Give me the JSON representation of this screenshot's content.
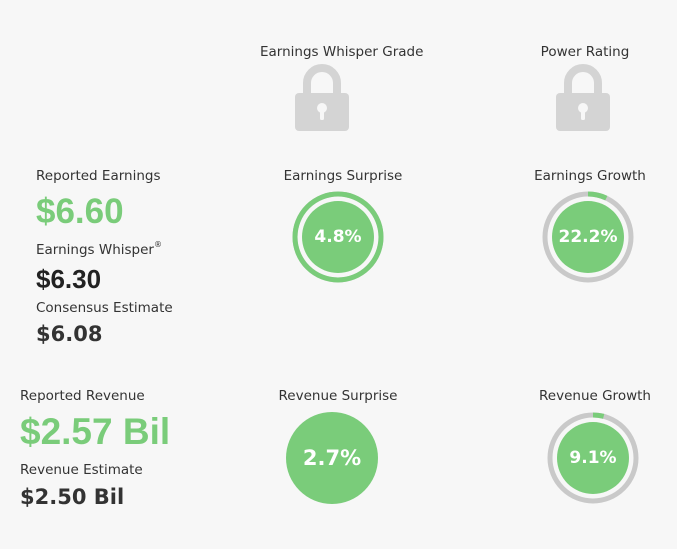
{
  "columns": {
    "grade_label": "Earnings Whisper Grade",
    "power_label": "Power Rating",
    "grade_icon": "lock-icon",
    "power_icon": "lock-icon"
  },
  "earnings": {
    "reported_label": "Reported Earnings",
    "reported_value": "$6.60",
    "whisper_label": "Earnings Whisper",
    "whisper_mark": "®",
    "whisper_value": "$6.30",
    "consensus_label": "Consensus Estimate",
    "consensus_value": "$6.08",
    "surprise_label": "Earnings Surprise",
    "surprise_value": "4.8%",
    "surprise_fraction": 1.0,
    "growth_label": "Earnings Growth",
    "growth_value": "22.2%",
    "growth_fraction": 0.07
  },
  "revenue": {
    "reported_label": "Reported Revenue",
    "reported_value": "$2.57 Bil",
    "estimate_label": "Revenue Estimate",
    "estimate_value": "$2.50 Bil",
    "surprise_label": "Revenue Surprise",
    "surprise_value": "2.7%",
    "growth_label": "Revenue Growth",
    "growth_value": "9.1%",
    "growth_fraction": 0.04
  },
  "colors": {
    "green": "#7acc7a",
    "ring_track": "#c9c9c9",
    "lock": "#d4d4d4"
  }
}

Job: All the lines above are to be reproduced exactly, except the pictures.

The result:
Give me the JSON representation of this screenshot's content.
{
  "columns": {
    "grade_label": "Earnings Whisper Grade",
    "power_label": "Power Rating",
    "grade_icon": "lock-icon",
    "power_icon": "lock-icon"
  },
  "earnings": {
    "reported_label": "Reported Earnings",
    "reported_value": "$6.60",
    "whisper_label": "Earnings Whisper",
    "whisper_mark": "®",
    "whisper_value": "$6.30",
    "consensus_label": "Consensus Estimate",
    "consensus_value": "$6.08",
    "surprise_label": "Earnings Surprise",
    "surprise_value": "4.8%",
    "surprise_fraction": 1.0,
    "growth_label": "Earnings Growth",
    "growth_value": "22.2%",
    "growth_fraction": 0.07
  },
  "revenue": {
    "reported_label": "Reported Revenue",
    "reported_value": "$2.57 Bil",
    "estimate_label": "Revenue Estimate",
    "estimate_value": "$2.50 Bil",
    "surprise_label": "Revenue Surprise",
    "surprise_value": "2.7%",
    "growth_label": "Revenue Growth",
    "growth_value": "9.1%",
    "growth_fraction": 0.04
  },
  "colors": {
    "green": "#7acc7a",
    "ring_track": "#c9c9c9",
    "lock": "#d4d4d4"
  }
}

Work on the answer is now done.